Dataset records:
::::::::::

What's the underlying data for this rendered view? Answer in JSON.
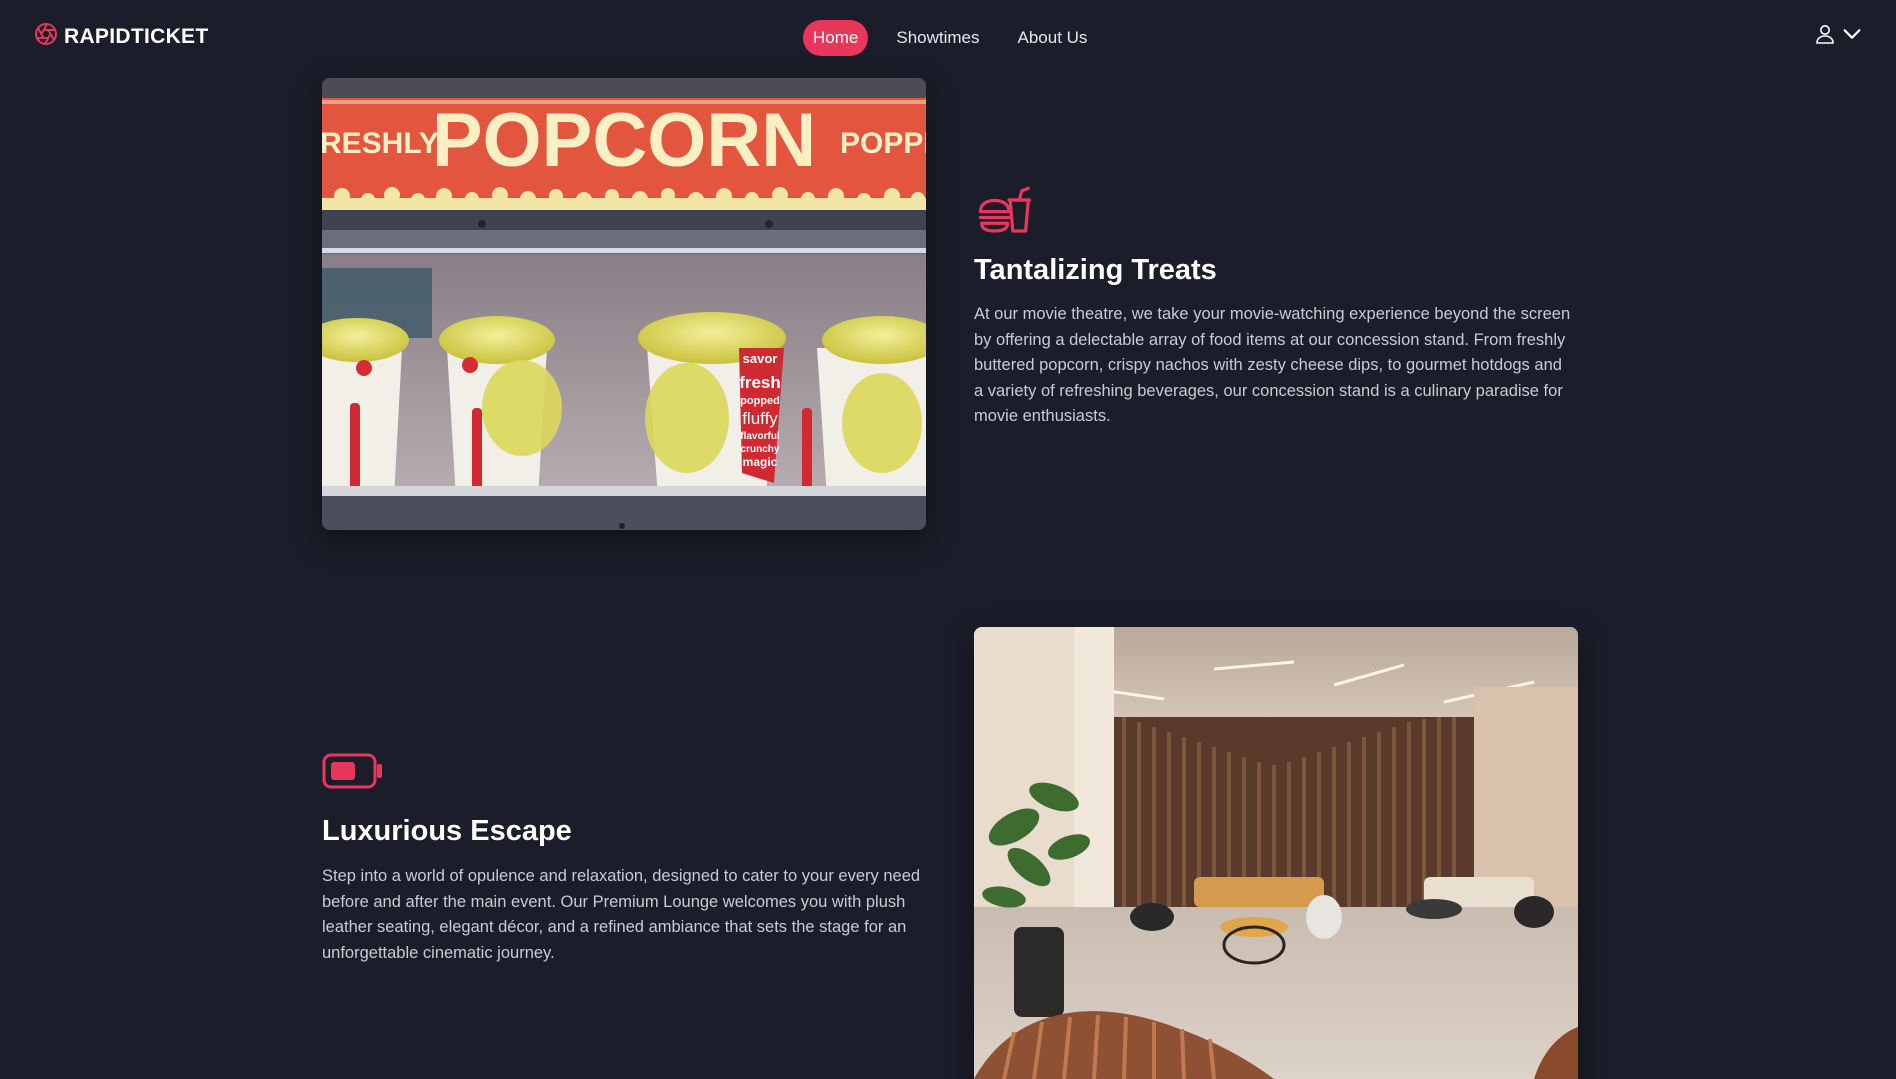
{
  "brand": {
    "name": "RAPIDTICKET",
    "logo_icon": "aperture-logo-icon",
    "accent": "#e8375b"
  },
  "nav": {
    "links": [
      {
        "label": "Home",
        "active": true
      },
      {
        "label": "Showtimes",
        "active": false
      },
      {
        "label": "About Us",
        "active": false
      }
    ]
  },
  "user_menu": {
    "icon": "user-icon",
    "chevron": "chevron-down-icon"
  },
  "sections": {
    "treats": {
      "icon": "fastfood-icon",
      "title": "Tantalizing Treats",
      "text": "At our movie theatre, we take your movie-watching experience beyond the screen by offering a delectable array of food items at our concession stand. From freshly buttered popcorn, crispy nachos with zesty cheese dips, to gourmet hotdogs and a variety of refreshing beverages, our concession stand is a culinary paradise for movie enthusiasts.",
      "image_sign": "POPCORN",
      "image_sign_left": "RESHLY",
      "image_sign_right": "POPPED",
      "image_cup_text": [
        "savor",
        "fresh",
        "popped",
        "fluffy",
        "flavorful",
        "crunchy",
        "magic"
      ]
    },
    "luxury": {
      "icon": "battery-icon",
      "title": "Luxurious Escape",
      "text": "Step into a world of opulence and relaxation, designed to cater to your every need before and after the main event. Our Premium Lounge welcomes you with plush leather seating, elegant décor, and a refined ambiance that sets the stage for an unforgettable cinematic journey."
    }
  },
  "colors": {
    "background": "#1b1d2a",
    "accent": "#e8375b",
    "body_text": "#c9cad3"
  }
}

::::::::::

## OBJECTIVE
Set the listing down in full and exactly. Pictures within it should not appear in the copy.

## EXPECTED ANSWER
What's the underlying data for this rendered view? Answer in JSON.
{
  "brand": {
    "name": "RAPIDTICKET",
    "logo_icon": "aperture-logo-icon",
    "accent": "#e8375b"
  },
  "nav": {
    "links": [
      {
        "label": "Home",
        "active": true
      },
      {
        "label": "Showtimes",
        "active": false
      },
      {
        "label": "About Us",
        "active": false
      }
    ]
  },
  "user_menu": {
    "icon": "user-icon",
    "chevron": "chevron-down-icon"
  },
  "sections": {
    "treats": {
      "icon": "fastfood-icon",
      "title": "Tantalizing Treats",
      "text": "At our movie theatre, we take your movie-watching experience beyond the screen by offering a delectable array of food items at our concession stand. From freshly buttered popcorn, crispy nachos with zesty cheese dips, to gourmet hotdogs and a variety of refreshing beverages, our concession stand is a culinary paradise for movie enthusiasts.",
      "image_sign": "POPCORN",
      "image_sign_left": "RESHLY",
      "image_sign_right": "POPPED",
      "image_cup_text": [
        "savor",
        "fresh",
        "popped",
        "fluffy",
        "flavorful",
        "crunchy",
        "magic"
      ]
    },
    "luxury": {
      "icon": "battery-icon",
      "title": "Luxurious Escape",
      "text": "Step into a world of opulence and relaxation, designed to cater to your every need before and after the main event. Our Premium Lounge welcomes you with plush leather seating, elegant décor, and a refined ambiance that sets the stage for an unforgettable cinematic journey."
    }
  },
  "colors": {
    "background": "#1b1d2a",
    "accent": "#e8375b",
    "body_text": "#c9cad3"
  }
}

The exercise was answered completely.